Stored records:
◇ ◇ ◇ ◇
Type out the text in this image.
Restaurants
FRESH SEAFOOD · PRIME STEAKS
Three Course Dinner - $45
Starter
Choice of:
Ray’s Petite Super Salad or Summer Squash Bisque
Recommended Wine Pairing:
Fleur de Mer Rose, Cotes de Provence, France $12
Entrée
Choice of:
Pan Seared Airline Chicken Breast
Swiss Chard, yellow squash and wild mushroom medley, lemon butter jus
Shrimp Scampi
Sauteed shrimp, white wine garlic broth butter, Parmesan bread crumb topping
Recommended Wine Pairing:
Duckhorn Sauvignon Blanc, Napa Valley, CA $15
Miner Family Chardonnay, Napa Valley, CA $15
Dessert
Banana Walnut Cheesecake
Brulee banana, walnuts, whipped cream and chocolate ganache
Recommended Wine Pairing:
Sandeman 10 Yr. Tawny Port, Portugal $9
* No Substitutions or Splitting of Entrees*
◇ ◇ ◇ ◇
→ WHAT IS EXPECTED
Copy every line of the entries above in which "butter" occurs.

→ EXERCISE ANSWER
Swiss Chard, yellow squash and wild mushroom medley, lemon butter jus
Sauteed shrimp, white wine garlic broth butter, Parmesan bread crumb topping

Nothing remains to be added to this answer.